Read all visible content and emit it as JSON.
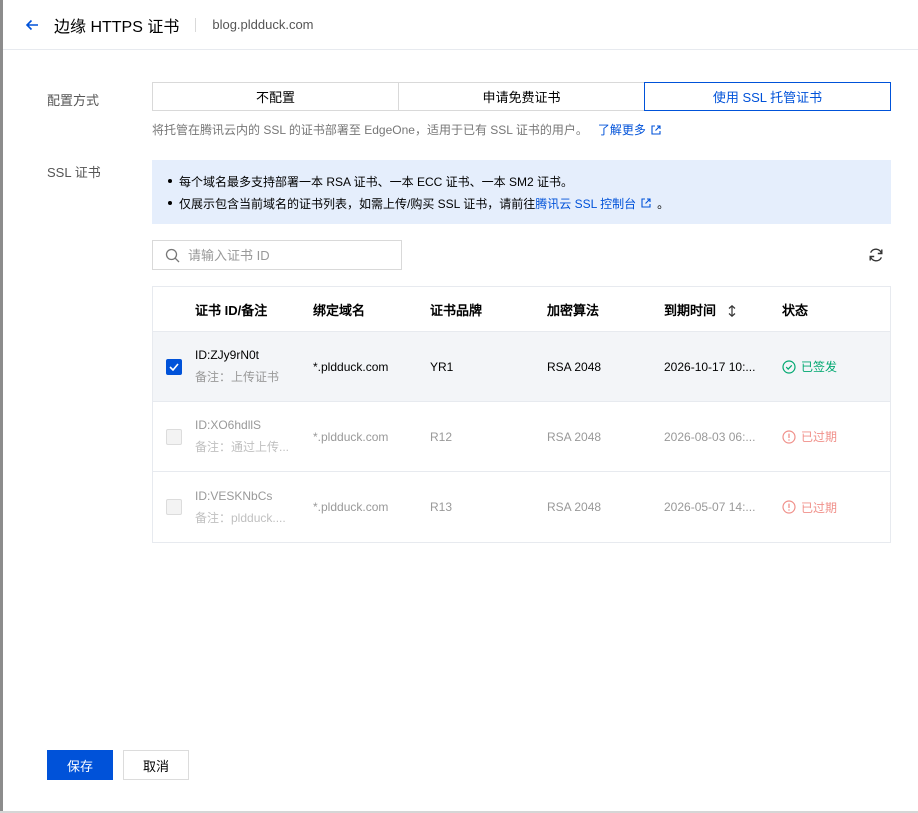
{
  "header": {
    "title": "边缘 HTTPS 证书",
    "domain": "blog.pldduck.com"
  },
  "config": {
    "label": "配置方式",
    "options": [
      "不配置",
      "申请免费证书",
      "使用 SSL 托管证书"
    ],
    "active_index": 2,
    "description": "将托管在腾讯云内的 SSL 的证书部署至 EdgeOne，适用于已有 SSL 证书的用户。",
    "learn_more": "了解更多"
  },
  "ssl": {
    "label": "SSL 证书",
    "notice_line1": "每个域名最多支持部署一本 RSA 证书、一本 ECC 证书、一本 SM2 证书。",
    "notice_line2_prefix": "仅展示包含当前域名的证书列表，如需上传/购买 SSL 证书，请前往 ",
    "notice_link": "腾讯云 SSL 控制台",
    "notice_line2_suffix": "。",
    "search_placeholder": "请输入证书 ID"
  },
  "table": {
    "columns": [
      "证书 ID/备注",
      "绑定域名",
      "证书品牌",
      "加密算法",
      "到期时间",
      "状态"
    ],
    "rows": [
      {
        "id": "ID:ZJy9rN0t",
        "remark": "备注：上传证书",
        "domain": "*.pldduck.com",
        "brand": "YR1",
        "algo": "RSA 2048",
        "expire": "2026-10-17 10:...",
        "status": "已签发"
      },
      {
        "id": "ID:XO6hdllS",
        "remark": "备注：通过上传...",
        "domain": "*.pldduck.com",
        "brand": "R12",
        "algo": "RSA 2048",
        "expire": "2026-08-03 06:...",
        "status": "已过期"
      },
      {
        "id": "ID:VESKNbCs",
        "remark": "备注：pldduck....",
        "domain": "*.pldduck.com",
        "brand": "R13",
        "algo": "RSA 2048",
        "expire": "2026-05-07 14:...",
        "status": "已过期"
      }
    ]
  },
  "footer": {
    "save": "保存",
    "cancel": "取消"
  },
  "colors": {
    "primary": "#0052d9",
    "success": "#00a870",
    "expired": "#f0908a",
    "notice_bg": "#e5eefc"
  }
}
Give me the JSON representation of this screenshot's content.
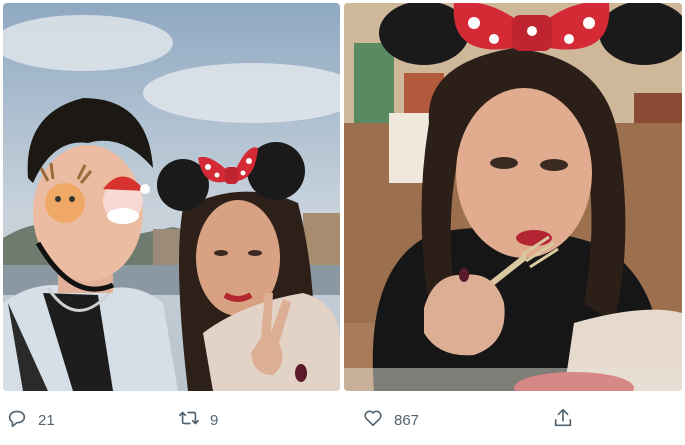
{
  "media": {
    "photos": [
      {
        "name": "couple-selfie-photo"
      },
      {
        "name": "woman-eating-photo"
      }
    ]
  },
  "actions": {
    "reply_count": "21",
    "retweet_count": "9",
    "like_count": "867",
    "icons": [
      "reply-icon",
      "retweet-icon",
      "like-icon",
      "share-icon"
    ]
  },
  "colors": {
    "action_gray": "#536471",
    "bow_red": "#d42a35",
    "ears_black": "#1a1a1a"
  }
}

■ **Directions for this task**
Which lines contain the word "content"? Copy each one.

■ **Reply**
Read all visible content and emit it as JSON.
Give me the JSON representation of this screenshot's content.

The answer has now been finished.